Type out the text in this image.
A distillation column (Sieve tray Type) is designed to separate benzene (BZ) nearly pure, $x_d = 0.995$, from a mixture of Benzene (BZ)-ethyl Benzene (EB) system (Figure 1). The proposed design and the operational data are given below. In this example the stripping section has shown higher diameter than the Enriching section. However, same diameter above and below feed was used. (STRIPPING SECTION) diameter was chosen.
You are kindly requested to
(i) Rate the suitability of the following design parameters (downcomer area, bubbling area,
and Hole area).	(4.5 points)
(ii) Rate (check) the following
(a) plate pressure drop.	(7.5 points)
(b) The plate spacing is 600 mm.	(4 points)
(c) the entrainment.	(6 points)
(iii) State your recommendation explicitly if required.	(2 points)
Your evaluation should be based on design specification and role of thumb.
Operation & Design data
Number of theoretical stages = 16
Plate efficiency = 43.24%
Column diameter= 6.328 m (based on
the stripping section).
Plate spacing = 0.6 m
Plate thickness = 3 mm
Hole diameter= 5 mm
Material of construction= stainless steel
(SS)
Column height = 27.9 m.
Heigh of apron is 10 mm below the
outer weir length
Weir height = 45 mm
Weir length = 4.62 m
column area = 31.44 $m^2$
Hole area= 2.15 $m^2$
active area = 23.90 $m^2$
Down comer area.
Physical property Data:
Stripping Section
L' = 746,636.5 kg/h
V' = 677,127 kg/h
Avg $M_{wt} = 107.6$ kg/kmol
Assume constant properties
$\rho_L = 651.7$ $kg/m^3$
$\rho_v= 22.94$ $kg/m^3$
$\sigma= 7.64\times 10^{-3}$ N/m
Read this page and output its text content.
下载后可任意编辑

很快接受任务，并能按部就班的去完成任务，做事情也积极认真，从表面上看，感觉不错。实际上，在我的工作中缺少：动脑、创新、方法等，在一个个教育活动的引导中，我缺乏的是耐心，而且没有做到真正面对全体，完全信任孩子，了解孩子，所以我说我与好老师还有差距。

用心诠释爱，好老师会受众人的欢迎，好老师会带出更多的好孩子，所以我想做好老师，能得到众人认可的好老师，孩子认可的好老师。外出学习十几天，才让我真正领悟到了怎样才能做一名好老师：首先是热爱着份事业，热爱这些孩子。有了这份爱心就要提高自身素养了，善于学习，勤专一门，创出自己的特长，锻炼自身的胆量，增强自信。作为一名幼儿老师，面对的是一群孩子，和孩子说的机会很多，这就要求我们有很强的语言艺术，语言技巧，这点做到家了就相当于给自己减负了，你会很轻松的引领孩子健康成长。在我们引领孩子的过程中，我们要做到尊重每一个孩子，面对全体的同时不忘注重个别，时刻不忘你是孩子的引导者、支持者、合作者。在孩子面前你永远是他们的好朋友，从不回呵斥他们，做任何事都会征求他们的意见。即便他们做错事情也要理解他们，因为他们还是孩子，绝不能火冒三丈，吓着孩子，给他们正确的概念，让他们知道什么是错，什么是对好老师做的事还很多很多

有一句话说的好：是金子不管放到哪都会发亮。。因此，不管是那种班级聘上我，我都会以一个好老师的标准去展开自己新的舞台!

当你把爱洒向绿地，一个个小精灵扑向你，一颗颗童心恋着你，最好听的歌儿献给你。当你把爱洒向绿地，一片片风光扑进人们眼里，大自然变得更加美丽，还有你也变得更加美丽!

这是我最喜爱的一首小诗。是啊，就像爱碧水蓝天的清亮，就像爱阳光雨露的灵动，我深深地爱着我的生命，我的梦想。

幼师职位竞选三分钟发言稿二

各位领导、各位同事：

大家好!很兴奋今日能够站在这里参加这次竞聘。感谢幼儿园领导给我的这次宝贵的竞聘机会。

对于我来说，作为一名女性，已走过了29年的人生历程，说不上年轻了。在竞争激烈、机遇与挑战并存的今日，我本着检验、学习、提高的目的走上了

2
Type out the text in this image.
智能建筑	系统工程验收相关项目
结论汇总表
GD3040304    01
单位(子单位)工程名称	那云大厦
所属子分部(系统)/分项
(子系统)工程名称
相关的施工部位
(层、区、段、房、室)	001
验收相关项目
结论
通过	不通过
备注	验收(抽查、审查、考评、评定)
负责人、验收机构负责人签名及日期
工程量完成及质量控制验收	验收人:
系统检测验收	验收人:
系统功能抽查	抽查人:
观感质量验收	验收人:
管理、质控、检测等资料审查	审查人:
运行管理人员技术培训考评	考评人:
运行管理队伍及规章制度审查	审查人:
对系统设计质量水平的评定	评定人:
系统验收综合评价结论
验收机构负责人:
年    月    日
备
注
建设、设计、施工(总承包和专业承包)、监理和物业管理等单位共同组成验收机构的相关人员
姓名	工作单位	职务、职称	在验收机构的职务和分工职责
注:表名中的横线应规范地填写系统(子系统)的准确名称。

* What you should do *
Write out every entry above, word for word.

* Complete output *
Type out the text in this image.
A distillation column (Sieve tray Type) is designed to separate benzene (BZ) nearly pure, $x_d = 0.995$, from a mixture of Benzene (BZ)-ethyl Benzene (EB) system (Figure 1). The proposed design and the operational data are given below. In this example the stripping section has shown higher diameter than the Enriching section. However, same diameter above and below feed was used. (STRIPPING SECTION) diameter was chosen.
You are kindly requested to
(i) Rate the suitability of the following design parameters (downcomer area, bubbling area,
and Hole area).	(4.5 points)
(ii) Rate (check) the following
(a) plate pressure drop.	(7.5 points)
(b) The plate spacing is 600 mm.	(4 points)
(c) the entrainment.	(6 points)
(iii) State your recommendation explicitly if required.	(2 points)
Your evaluation should be based on design specification and role of thumb.
Operation & Design data
Number of theoretical stages = 16
Plate efficiency = 43.24%
Column diameter= 6.328 m (based on
the stripping section).
Plate spacing = 0.6 m
Plate thickness = 3 mm
Hole diameter= 5 mm
Material of construction= stainless steel
(SS)
Column height = 27.9 m.
Heigh of apron is 10 mm below the
outer weir length
Weir height = 45 mm
Weir length = 4.62 m
column area = 31.44 $m^2$
Hole area= 2.15 $m^2$
active area = 23.90 $m^2$
Down comer area.
Physical property Data:
Stripping Section
L' = 746,636.5 kg/h
V' = 677,127 kg/h
Avg $M_{wt} = 107.6$ kg/kmol
Assume constant properties
$\rho_L = 651.7$ $kg/m^3$
$\rho_v= 22.94$ $kg/m^3$
$\sigma= 7.64\times 10^{-3}$ N/m
Read this page and output its text content.
下载后可任意编辑

很快接受任务，并能按部就班的去完成任务，做事情也积极认真，从表面上看，感觉不错。实际上，在我的工作中缺少：动脑、创新、方法等，在一个个教育活动的引导中，我缺乏的是耐心，而且没有做到真正面对全体，完全信任孩子，了解孩子，所以我说我与好老师还有差距。

用心诠释爱，好老师会受众人的欢迎，好老师会带出更多的好孩子，所以我想做好老师，能得到众人认可的好老师，孩子认可的好老师。外出学习十几天，才让我真正领悟到了怎样才能做一名好老师：首先是热爱着份事业，热爱这些孩子。有了这份爱心就要提高自身素养了，善于学习，勤专一门，创出自己的特长，锻炼自身的胆量，增强自信。作为一名幼儿老师，面对的是一群孩子，和孩子说的机会很多，这就要求我们有很强的语言艺术，语言技巧，这点做到家了就相当于给自己减负了，你会很轻松的引领孩子健康成长。在我们引领孩子的过程中，我们要做到尊重每一个孩子，面对全体的同时不忘注重个别，时刻不忘你是孩子的引导者、支持者、合作者。在孩子面前你永远是他们的好朋友，从不回呵斥他们，做任何事都会征求他们的意见。即便他们做错事情也要理解他们，因为他们还是孩子，绝不能火冒三丈，吓着孩子，给他们正确的概念，让他们知道什么是错，什么是对好老师做的事还很多很多

有一句话说的好：是金子不管放到哪都会发亮。。因此，不管是那种班级聘上我，我都会以一个好老师的标准去展开自己新的舞台!

当你把爱洒向绿地，一个个小精灵扑向你，一颗颗童心恋着你，最好听的歌儿献给你。当你把爱洒向绿地，一片片风光扑进人们眼里，大自然变得更加美丽，还有你也变得更加美丽!

这是我最喜爱的一首小诗。是啊，就像爱碧水蓝天的清亮，就像爱阳光雨露的灵动，我深深地爱着我的生命，我的梦想。

幼师职位竞选三分钟发言稿二

各位领导、各位同事：

大家好!很兴奋今日能够站在这里参加这次竞聘。感谢幼儿园领导给我的这次宝贵的竞聘机会。

对于我来说，作为一名女性，已走过了29年的人生历程，说不上年轻了。在竞争激烈、机遇与挑战并存的今日，我本着检验、学习、提高的目的走上了

2
Type out the text in this image.
智能建筑	系统工程验收相关项目
结论汇总表
GD3040304    01
单位(子单位)工程名称	那云大厦
所属子分部(系统)/分项
(子系统)工程名称
相关的施工部位
(层、区、段、房、室)	001
验收相关项目
结论
通过	不通过
备注	验收(抽查、审查、考评、评定)
负责人、验收机构负责人签名及日期
工程量完成及质量控制验收	验收人:
系统检测验收	验收人:
系统功能抽查	抽查人:
观感质量验收	验收人:
管理、质控、检测等资料审查	审查人:
运行管理人员技术培训考评	考评人:
运行管理队伍及规章制度审查	审查人:
对系统设计质量水平的评定	评定人:
系统验收综合评价结论
验收机构负责人:
年    月    日
备
注
建设、设计、施工(总承包和专业承包)、监理和物业管理等单位共同组成验收机构的相关人员
姓名	工作单位	职务、职称	在验收机构的职务和分工职责
注:表名中的横线应规范地填写系统(子系统)的准确名称。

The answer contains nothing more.